START

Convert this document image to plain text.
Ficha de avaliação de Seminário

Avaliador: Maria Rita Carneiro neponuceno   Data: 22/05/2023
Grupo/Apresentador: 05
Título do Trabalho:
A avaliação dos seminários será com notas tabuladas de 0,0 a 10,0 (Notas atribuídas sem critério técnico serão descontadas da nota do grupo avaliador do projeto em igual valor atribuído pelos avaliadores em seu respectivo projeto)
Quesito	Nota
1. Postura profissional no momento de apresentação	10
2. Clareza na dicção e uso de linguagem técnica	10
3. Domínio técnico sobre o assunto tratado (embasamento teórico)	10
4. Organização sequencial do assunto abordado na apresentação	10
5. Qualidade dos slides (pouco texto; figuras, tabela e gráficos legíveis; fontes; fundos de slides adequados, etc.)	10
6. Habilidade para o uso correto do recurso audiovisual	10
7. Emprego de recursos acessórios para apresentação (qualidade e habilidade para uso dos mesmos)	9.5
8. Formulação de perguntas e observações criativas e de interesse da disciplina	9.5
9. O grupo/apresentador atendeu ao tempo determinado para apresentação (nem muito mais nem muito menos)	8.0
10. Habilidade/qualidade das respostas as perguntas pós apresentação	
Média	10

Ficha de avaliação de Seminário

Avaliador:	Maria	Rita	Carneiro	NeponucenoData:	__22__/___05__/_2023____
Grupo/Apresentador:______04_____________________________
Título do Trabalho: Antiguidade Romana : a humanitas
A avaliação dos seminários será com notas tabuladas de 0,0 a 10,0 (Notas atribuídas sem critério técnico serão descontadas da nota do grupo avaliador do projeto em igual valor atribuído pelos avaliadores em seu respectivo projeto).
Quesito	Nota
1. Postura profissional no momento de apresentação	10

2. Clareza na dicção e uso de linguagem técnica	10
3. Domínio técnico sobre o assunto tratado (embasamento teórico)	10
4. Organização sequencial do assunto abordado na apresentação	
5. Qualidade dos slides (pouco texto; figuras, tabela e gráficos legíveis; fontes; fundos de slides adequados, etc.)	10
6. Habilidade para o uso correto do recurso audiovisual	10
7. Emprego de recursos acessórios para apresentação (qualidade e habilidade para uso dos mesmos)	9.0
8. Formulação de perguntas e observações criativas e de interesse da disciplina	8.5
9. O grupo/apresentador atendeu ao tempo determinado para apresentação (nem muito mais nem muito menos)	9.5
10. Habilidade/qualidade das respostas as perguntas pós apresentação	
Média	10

END

REQUIREMENT:
Which lines in the data above contain "atribuídas"? Show each one.

WRITTEN ANSWER:
A avaliação dos seminários será com notas tabuladas de 0,0 a 10,0 (Notas atribuídas sem critério técnico serão descontadas da nota do grupo avaliador do projeto em igual valor atribuído pelos avaliadores em seu respectivo projeto)
A avaliação dos seminários será com notas tabuladas de 0,0 a 10,0 (Notas atribuídas sem critério técnico serão descontadas da nota do grupo avaliador do projeto em igual valor atribuído pelos avaliadores em seu respectivo projeto).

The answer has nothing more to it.